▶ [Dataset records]
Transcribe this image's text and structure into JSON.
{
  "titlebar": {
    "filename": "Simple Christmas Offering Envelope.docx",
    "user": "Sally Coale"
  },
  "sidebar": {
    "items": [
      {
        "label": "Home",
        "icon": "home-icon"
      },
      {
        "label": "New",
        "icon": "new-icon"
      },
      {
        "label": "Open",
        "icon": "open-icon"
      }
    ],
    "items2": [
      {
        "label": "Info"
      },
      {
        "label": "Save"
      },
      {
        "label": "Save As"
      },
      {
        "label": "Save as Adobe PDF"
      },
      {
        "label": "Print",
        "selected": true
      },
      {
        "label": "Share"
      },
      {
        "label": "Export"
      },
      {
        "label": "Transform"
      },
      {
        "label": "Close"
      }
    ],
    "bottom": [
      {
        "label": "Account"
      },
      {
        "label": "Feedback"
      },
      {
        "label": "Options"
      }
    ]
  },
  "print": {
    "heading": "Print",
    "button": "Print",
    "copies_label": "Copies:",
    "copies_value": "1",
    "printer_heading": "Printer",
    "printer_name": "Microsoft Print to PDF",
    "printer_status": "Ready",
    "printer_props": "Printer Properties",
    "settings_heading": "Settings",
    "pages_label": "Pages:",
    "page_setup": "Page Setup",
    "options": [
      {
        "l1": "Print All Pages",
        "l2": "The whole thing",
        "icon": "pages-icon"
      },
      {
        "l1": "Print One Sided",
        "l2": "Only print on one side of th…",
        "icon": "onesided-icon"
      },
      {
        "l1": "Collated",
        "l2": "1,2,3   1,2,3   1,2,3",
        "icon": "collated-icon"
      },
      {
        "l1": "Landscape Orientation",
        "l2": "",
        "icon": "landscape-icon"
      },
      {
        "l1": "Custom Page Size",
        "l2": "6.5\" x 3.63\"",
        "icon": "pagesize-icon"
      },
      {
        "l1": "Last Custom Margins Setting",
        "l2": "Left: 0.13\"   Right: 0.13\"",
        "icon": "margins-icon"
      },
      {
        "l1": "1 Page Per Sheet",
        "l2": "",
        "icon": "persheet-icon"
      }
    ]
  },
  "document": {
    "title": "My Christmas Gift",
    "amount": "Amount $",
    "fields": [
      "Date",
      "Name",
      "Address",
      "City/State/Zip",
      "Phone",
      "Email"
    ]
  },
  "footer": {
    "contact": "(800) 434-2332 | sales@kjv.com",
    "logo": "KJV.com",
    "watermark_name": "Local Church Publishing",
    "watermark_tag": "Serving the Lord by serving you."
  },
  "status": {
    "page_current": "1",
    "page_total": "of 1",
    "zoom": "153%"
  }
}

▶ [Task to carry out] All of the records must be retyped exactly as they are.

▶ [Reply to the exercise]
Transcribe this image's text and structure into JSON.
{
  "titlebar": {
    "filename": "Simple Christmas Offering Envelope.docx",
    "user": "Sally Coale"
  },
  "sidebar": {
    "items": [
      {
        "label": "Home",
        "icon": "home-icon"
      },
      {
        "label": "New",
        "icon": "new-icon"
      },
      {
        "label": "Open",
        "icon": "open-icon"
      }
    ],
    "items2": [
      {
        "label": "Info"
      },
      {
        "label": "Save"
      },
      {
        "label": "Save As"
      },
      {
        "label": "Save as Adobe PDF"
      },
      {
        "label": "Print",
        "selected": true
      },
      {
        "label": "Share"
      },
      {
        "label": "Export"
      },
      {
        "label": "Transform"
      },
      {
        "label": "Close"
      }
    ],
    "bottom": [
      {
        "label": "Account"
      },
      {
        "label": "Feedback"
      },
      {
        "label": "Options"
      }
    ]
  },
  "print": {
    "heading": "Print",
    "button": "Print",
    "copies_label": "Copies:",
    "copies_value": "1",
    "printer_heading": "Printer",
    "printer_name": "Microsoft Print to PDF",
    "printer_status": "Ready",
    "printer_props": "Printer Properties",
    "settings_heading": "Settings",
    "pages_label": "Pages:",
    "page_setup": "Page Setup",
    "options": [
      {
        "l1": "Print All Pages",
        "l2": "The whole thing",
        "icon": "pages-icon"
      },
      {
        "l1": "Print One Sided",
        "l2": "Only print on one side of th…",
        "icon": "onesided-icon"
      },
      {
        "l1": "Collated",
        "l2": "1,2,3   1,2,3   1,2,3",
        "icon": "collated-icon"
      },
      {
        "l1": "Landscape Orientation",
        "l2": "",
        "icon": "landscape-icon"
      },
      {
        "l1": "Custom Page Size",
        "l2": "6.5\" x 3.63\"",
        "icon": "pagesize-icon"
      },
      {
        "l1": "Last Custom Margins Setting",
        "l2": "Left: 0.13\"   Right: 0.13\"",
        "icon": "margins-icon"
      },
      {
        "l1": "1 Page Per Sheet",
        "l2": "",
        "icon": "persheet-icon"
      }
    ]
  },
  "document": {
    "title": "My Christmas Gift",
    "amount": "Amount $",
    "fields": [
      "Date",
      "Name",
      "Address",
      "City/State/Zip",
      "Phone",
      "Email"
    ]
  },
  "footer": {
    "contact": "(800) 434-2332 | sales@kjv.com",
    "logo": "KJV.com",
    "watermark_name": "Local Church Publishing",
    "watermark_tag": "Serving the Lord by serving you."
  },
  "status": {
    "page_current": "1",
    "page_total": "of 1",
    "zoom": "153%"
  }
}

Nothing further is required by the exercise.